▶ Written exercise
Without the pictures, return each record as it appears.

[Extracted records]
· · · ·
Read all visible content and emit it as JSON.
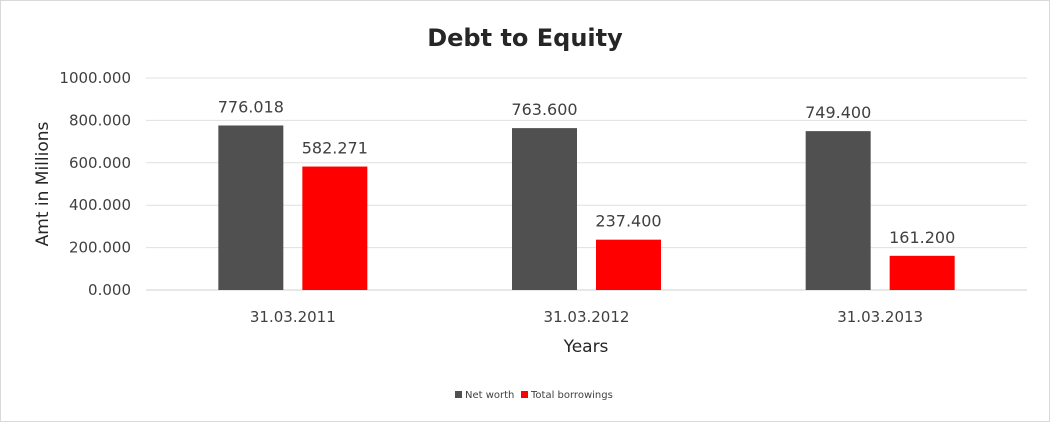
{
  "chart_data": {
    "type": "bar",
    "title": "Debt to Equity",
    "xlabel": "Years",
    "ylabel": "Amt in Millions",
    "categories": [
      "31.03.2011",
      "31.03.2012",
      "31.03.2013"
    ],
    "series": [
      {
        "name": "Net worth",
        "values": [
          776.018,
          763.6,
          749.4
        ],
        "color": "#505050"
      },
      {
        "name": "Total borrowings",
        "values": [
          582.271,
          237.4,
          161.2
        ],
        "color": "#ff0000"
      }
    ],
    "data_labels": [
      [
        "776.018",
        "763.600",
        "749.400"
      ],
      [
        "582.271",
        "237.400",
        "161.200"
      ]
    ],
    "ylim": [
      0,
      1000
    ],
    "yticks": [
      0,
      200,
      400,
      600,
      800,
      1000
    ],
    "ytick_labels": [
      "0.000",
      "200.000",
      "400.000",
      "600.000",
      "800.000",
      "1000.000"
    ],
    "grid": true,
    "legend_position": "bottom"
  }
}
· · · ·
▶ The result
Read all visible content and emit it as JSON.
{
  "chart_data": {
    "type": "bar",
    "title": "Debt to Equity",
    "xlabel": "Years",
    "ylabel": "Amt in Millions",
    "categories": [
      "31.03.2011",
      "31.03.2012",
      "31.03.2013"
    ],
    "series": [
      {
        "name": "Net worth",
        "values": [
          776.018,
          763.6,
          749.4
        ],
        "color": "#505050"
      },
      {
        "name": "Total borrowings",
        "values": [
          582.271,
          237.4,
          161.2
        ],
        "color": "#ff0000"
      }
    ],
    "data_labels": [
      [
        "776.018",
        "763.600",
        "749.400"
      ],
      [
        "582.271",
        "237.400",
        "161.200"
      ]
    ],
    "ylim": [
      0,
      1000
    ],
    "yticks": [
      0,
      200,
      400,
      600,
      800,
      1000
    ],
    "ytick_labels": [
      "0.000",
      "200.000",
      "400.000",
      "600.000",
      "800.000",
      "1000.000"
    ],
    "grid": true,
    "legend_position": "bottom"
  }
}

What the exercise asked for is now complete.